GIVEN REQUEST
Search the listing below for the string "infantil" and copy every line where it occurs.

Records from a collection of figures
>> begin

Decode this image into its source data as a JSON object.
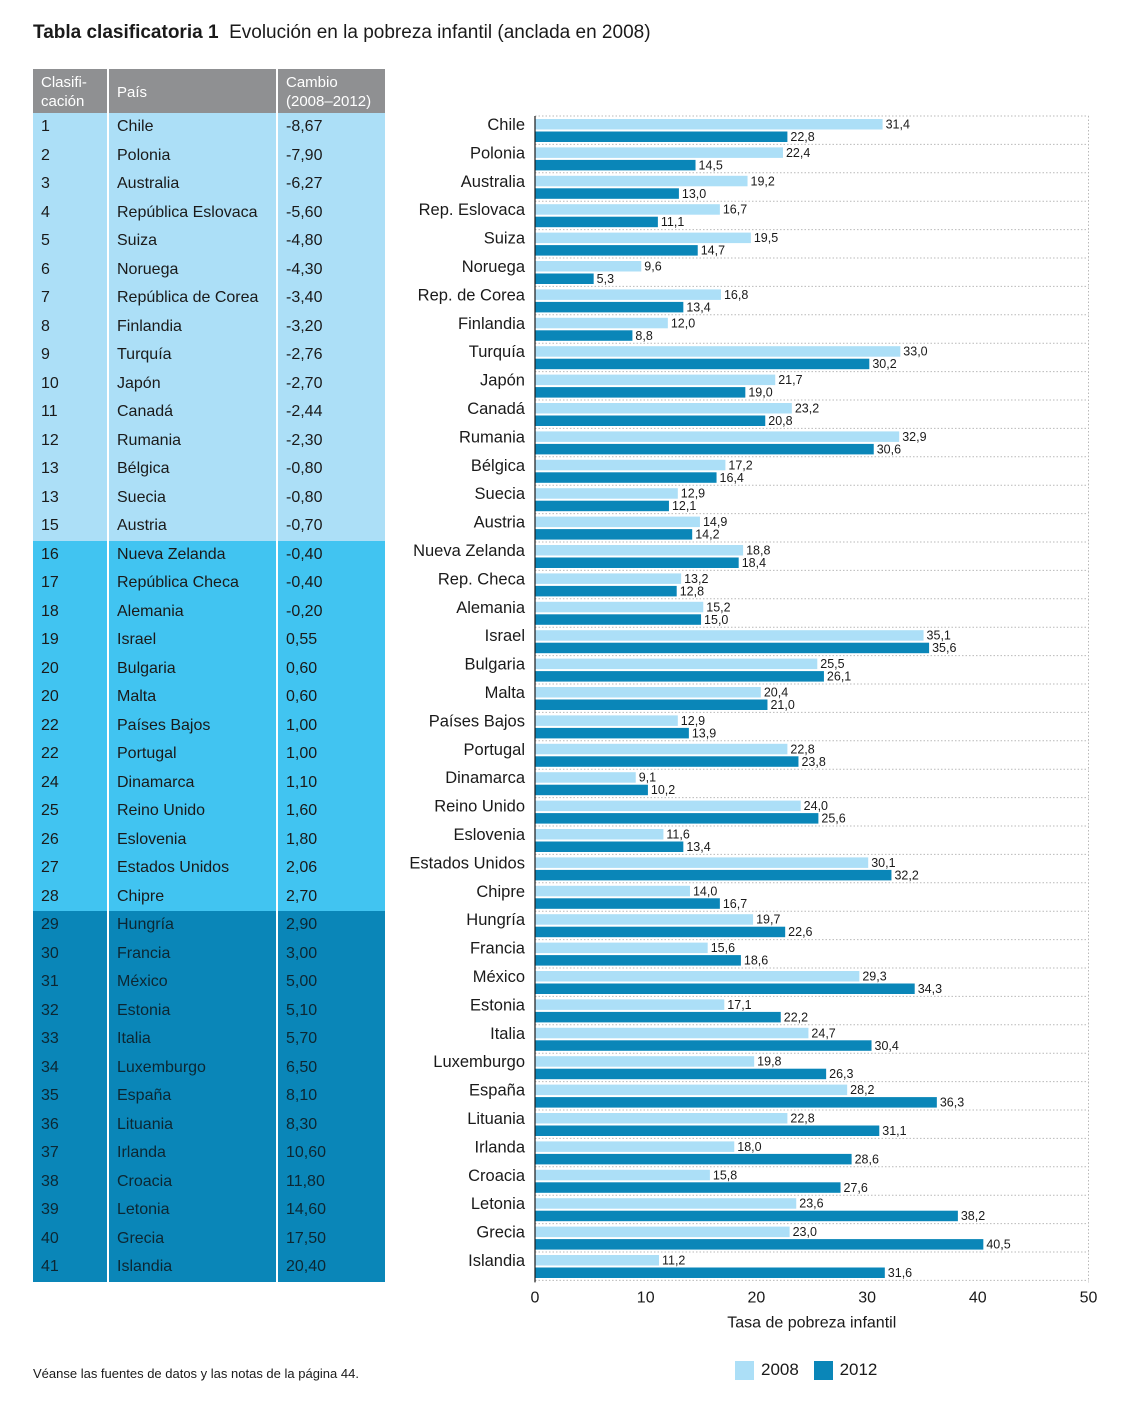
{
  "title": {
    "prefix": "Tabla clasificatoria 1",
    "text": "Evolución en la pobreza infantil (anclada en 2008)"
  },
  "table": {
    "headers": {
      "rank": "Clasifi-\ncación",
      "country": "País",
      "change": "Cambio\n(2008–2012)"
    },
    "group_colors": [
      "#acdff7",
      "#41c4f1",
      "#0a86b8"
    ],
    "rows": [
      {
        "rank": "1",
        "country": "Chile",
        "change": "-8,67",
        "group": 1
      },
      {
        "rank": "2",
        "country": "Polonia",
        "change": "-7,90",
        "group": 1
      },
      {
        "rank": "3",
        "country": "Australia",
        "change": "-6,27",
        "group": 1
      },
      {
        "rank": "4",
        "country": "República Eslovaca",
        "change": "-5,60",
        "group": 1
      },
      {
        "rank": "5",
        "country": "Suiza",
        "change": "-4,80",
        "group": 1
      },
      {
        "rank": "6",
        "country": "Noruega",
        "change": "-4,30",
        "group": 1
      },
      {
        "rank": "7",
        "country": "República de Corea",
        "change": "-3,40",
        "group": 1
      },
      {
        "rank": "8",
        "country": "Finlandia",
        "change": "-3,20",
        "group": 1
      },
      {
        "rank": "9",
        "country": "Turquía",
        "change": "-2,76",
        "group": 1
      },
      {
        "rank": "10",
        "country": "Japón",
        "change": "-2,70",
        "group": 1
      },
      {
        "rank": "11",
        "country": "Canadá",
        "change": "-2,44",
        "group": 1
      },
      {
        "rank": "12",
        "country": "Rumania",
        "change": "-2,30",
        "group": 1
      },
      {
        "rank": "13",
        "country": "Bélgica",
        "change": "-0,80",
        "group": 1
      },
      {
        "rank": "13",
        "country": "Suecia",
        "change": "-0,80",
        "group": 1
      },
      {
        "rank": "15",
        "country": "Austria",
        "change": "-0,70",
        "group": 1
      },
      {
        "rank": "16",
        "country": "Nueva Zelanda",
        "change": "-0,40",
        "group": 2
      },
      {
        "rank": "17",
        "country": "República Checa",
        "change": "-0,40",
        "group": 2
      },
      {
        "rank": "18",
        "country": "Alemania",
        "change": "-0,20",
        "group": 2
      },
      {
        "rank": "19",
        "country": "Israel",
        "change": "0,55",
        "group": 2
      },
      {
        "rank": "20",
        "country": "Bulgaria",
        "change": "0,60",
        "group": 2
      },
      {
        "rank": "20",
        "country": "Malta",
        "change": "0,60",
        "group": 2
      },
      {
        "rank": "22",
        "country": "Países Bajos",
        "change": "1,00",
        "group": 2
      },
      {
        "rank": "22",
        "country": "Portugal",
        "change": "1,00",
        "group": 2
      },
      {
        "rank": "24",
        "country": "Dinamarca",
        "change": "1,10",
        "group": 2
      },
      {
        "rank": "25",
        "country": "Reino Unido",
        "change": "1,60",
        "group": 2
      },
      {
        "rank": "26",
        "country": "Eslovenia",
        "change": "1,80",
        "group": 2
      },
      {
        "rank": "27",
        "country": "Estados Unidos",
        "change": "2,06",
        "group": 2
      },
      {
        "rank": "28",
        "country": "Chipre",
        "change": "2,70",
        "group": 2
      },
      {
        "rank": "29",
        "country": "Hungría",
        "change": "2,90",
        "group": 3
      },
      {
        "rank": "30",
        "country": "Francia",
        "change": "3,00",
        "group": 3
      },
      {
        "rank": "31",
        "country": "México",
        "change": "5,00",
        "group": 3
      },
      {
        "rank": "32",
        "country": "Estonia",
        "change": "5,10",
        "group": 3
      },
      {
        "rank": "33",
        "country": "Italia",
        "change": "5,70",
        "group": 3
      },
      {
        "rank": "34",
        "country": "Luxemburgo",
        "change": "6,50",
        "group": 3
      },
      {
        "rank": "35",
        "country": "España",
        "change": "8,10",
        "group": 3
      },
      {
        "rank": "36",
        "country": "Lituania",
        "change": "8,30",
        "group": 3
      },
      {
        "rank": "37",
        "country": "Irlanda",
        "change": "10,60",
        "group": 3
      },
      {
        "rank": "38",
        "country": "Croacia",
        "change": "11,80",
        "group": 3
      },
      {
        "rank": "39",
        "country": "Letonia",
        "change": "14,60",
        "group": 3
      },
      {
        "rank": "40",
        "country": "Grecia",
        "change": "17,50",
        "group": 3
      },
      {
        "rank": "41",
        "country": "Islandia",
        "change": "20,40",
        "group": 3
      }
    ]
  },
  "chart_data": {
    "type": "bar",
    "orientation": "horizontal",
    "categories": [
      "Chile",
      "Polonia",
      "Australia",
      "Rep. Eslovaca",
      "Suiza",
      "Noruega",
      "Rep. de Corea",
      "Finlandia",
      "Turquía",
      "Japón",
      "Canadá",
      "Rumania",
      "Bélgica",
      "Suecia",
      "Austria",
      "Nueva Zelanda",
      "Rep. Checa",
      "Alemania",
      "Israel",
      "Bulgaria",
      "Malta",
      "Países Bajos",
      "Portugal",
      "Dinamarca",
      "Reino Unido",
      "Eslovenia",
      "Estados Unidos",
      "Chipre",
      "Hungría",
      "Francia",
      "México",
      "Estonia",
      "Italia",
      "Luxemburgo",
      "España",
      "Lituania",
      "Irlanda",
      "Croacia",
      "Letonia",
      "Grecia",
      "Islandia"
    ],
    "series": [
      {
        "name": "2008",
        "color": "#acdff7",
        "values": [
          31.4,
          22.4,
          19.2,
          16.7,
          19.5,
          9.6,
          16.8,
          12.0,
          33.0,
          21.7,
          23.2,
          32.9,
          17.2,
          12.9,
          14.9,
          18.8,
          13.2,
          15.2,
          35.1,
          25.5,
          20.4,
          12.9,
          22.8,
          9.1,
          24.0,
          11.6,
          30.1,
          14.0,
          19.7,
          15.6,
          29.3,
          17.1,
          24.7,
          19.8,
          28.2,
          22.8,
          18.0,
          15.8,
          23.6,
          23.0,
          11.2
        ],
        "labels": [
          "31,4",
          "22,4",
          "19,2",
          "16,7",
          "19,5",
          "9,6",
          "16,8",
          "12,0",
          "33,0",
          "21,7",
          "23,2",
          "32,9",
          "17,2",
          "12,9",
          "14,9",
          "18,8",
          "13,2",
          "15,2",
          "35,1",
          "25,5",
          "20,4",
          "12,9",
          "22,8",
          "9,1",
          "24,0",
          "11,6",
          "30,1",
          "14,0",
          "19,7",
          "15,6",
          "29,3",
          "17,1",
          "24,7",
          "19,8",
          "28,2",
          "22,8",
          "18,0",
          "15,8",
          "23,6",
          "23,0",
          "11,2"
        ]
      },
      {
        "name": "2012",
        "color": "#0a86b8",
        "values": [
          22.8,
          14.5,
          13.0,
          11.1,
          14.7,
          5.3,
          13.4,
          8.8,
          30.2,
          19.0,
          20.8,
          30.6,
          16.4,
          12.1,
          14.2,
          18.4,
          12.8,
          15.0,
          35.6,
          26.1,
          21.0,
          13.9,
          23.8,
          10.2,
          25.6,
          13.4,
          32.2,
          16.7,
          22.6,
          18.6,
          34.3,
          22.2,
          30.4,
          26.3,
          36.3,
          31.1,
          28.6,
          27.6,
          38.2,
          40.5,
          31.6
        ],
        "labels": [
          "22,8",
          "14,5",
          "13,0",
          "11,1",
          "14,7",
          "5,3",
          "13,4",
          "8,8",
          "30,2",
          "19,0",
          "20,8",
          "30,6",
          "16,4",
          "12,1",
          "14,2",
          "18,4",
          "12,8",
          "15,0",
          "35,6",
          "26,1",
          "21,0",
          "13,9",
          "23,8",
          "10,2",
          "25,6",
          "13,4",
          "32,2",
          "16,7",
          "22,6",
          "18,6",
          "34,3",
          "22,2",
          "30,4",
          "26,3",
          "36,3",
          "31,1",
          "28,6",
          "27,6",
          "38,2",
          "40,5",
          "31,6"
        ]
      }
    ],
    "xlabel": "Tasa de pobreza infantil",
    "xlim": [
      0,
      50
    ],
    "xticks": [
      "0",
      "10",
      "20",
      "30",
      "40",
      "50"
    ],
    "grid": "dotted horizontal",
    "legend_position": "bottom"
  },
  "legend": {
    "items": [
      {
        "label": "2008",
        "color": "#acdff7"
      },
      {
        "label": "2012",
        "color": "#0a86b8"
      }
    ]
  },
  "footnote": "Véanse las fuentes de datos y las notas de la página 44."
}
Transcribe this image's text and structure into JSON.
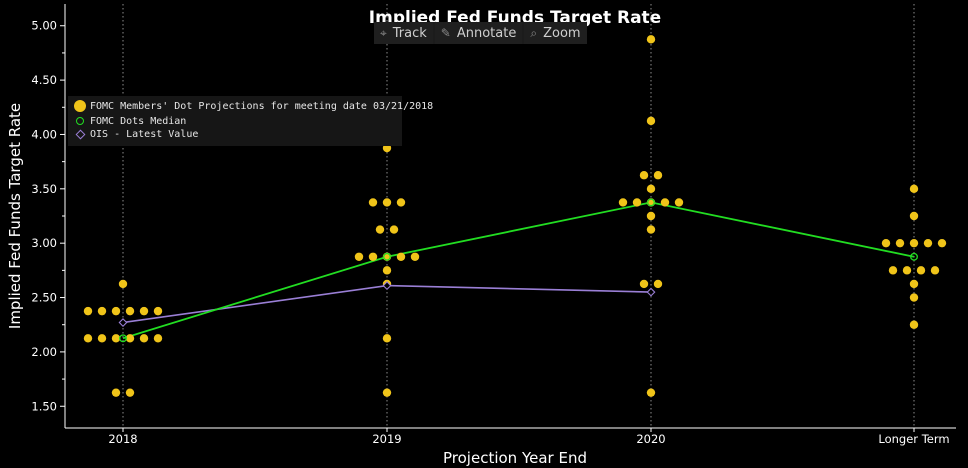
{
  "toolbar": {
    "track_label": "Track",
    "annotate_label": "Annotate",
    "zoom_label": "Zoom"
  },
  "chart_data": {
    "type": "scatter",
    "title": "Implied Fed Funds Target Rate",
    "xlabel": "Projection Year End",
    "ylabel": "Implied Fed Funds Target Rate",
    "categories": [
      "2018",
      "2019",
      "2020",
      "Longer Term"
    ],
    "ylim": [
      1.3,
      5.2
    ],
    "yticks": [
      "1.50",
      "2.00",
      "2.50",
      "3.00",
      "3.50",
      "4.00",
      "4.50",
      "5.00"
    ],
    "grid": "vertical dotted at categories",
    "legend_position": "top-left",
    "colors": {
      "dots": "#f0c419",
      "median": "#22dd22",
      "ois": "#9a7fd6"
    },
    "series": [
      {
        "name": "FOMC Members' Dot Projections for meeting date 03/21/2018",
        "kind": "dots",
        "points": [
          {
            "category": "2018",
            "values": [
              1.625,
              1.625,
              2.125,
              2.125,
              2.125,
              2.125,
              2.125,
              2.125,
              2.375,
              2.375,
              2.375,
              2.375,
              2.375,
              2.375,
              2.625
            ]
          },
          {
            "category": "2019",
            "values": [
              1.625,
              2.125,
              2.625,
              2.75,
              2.875,
              2.875,
              2.875,
              2.875,
              2.875,
              3.125,
              3.125,
              3.375,
              3.375,
              3.375,
              3.875
            ]
          },
          {
            "category": "2020",
            "values": [
              1.625,
              2.625,
              2.625,
              3.125,
              3.25,
              3.375,
              3.375,
              3.375,
              3.375,
              3.375,
              3.5,
              3.625,
              3.625,
              4.125,
              4.875
            ]
          },
          {
            "category": "Longer Term",
            "values": [
              2.25,
              2.5,
              2.625,
              2.75,
              2.75,
              2.75,
              2.75,
              3.0,
              3.0,
              3.0,
              3.0,
              3.0,
              3.25,
              3.5
            ]
          }
        ]
      },
      {
        "name": "FOMC Dots Median",
        "kind": "median",
        "values": [
          2.125,
          2.875,
          3.375,
          2.875
        ]
      },
      {
        "name": "OIS - Latest Value",
        "kind": "ois",
        "values": [
          2.27,
          2.61,
          2.55,
          null
        ]
      }
    ]
  }
}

>> end

RESPONSE
    "text": "Evolución en la pobreza infantil (anclada en 2008)"
    "xlabel": "Tasa de pobreza infantil",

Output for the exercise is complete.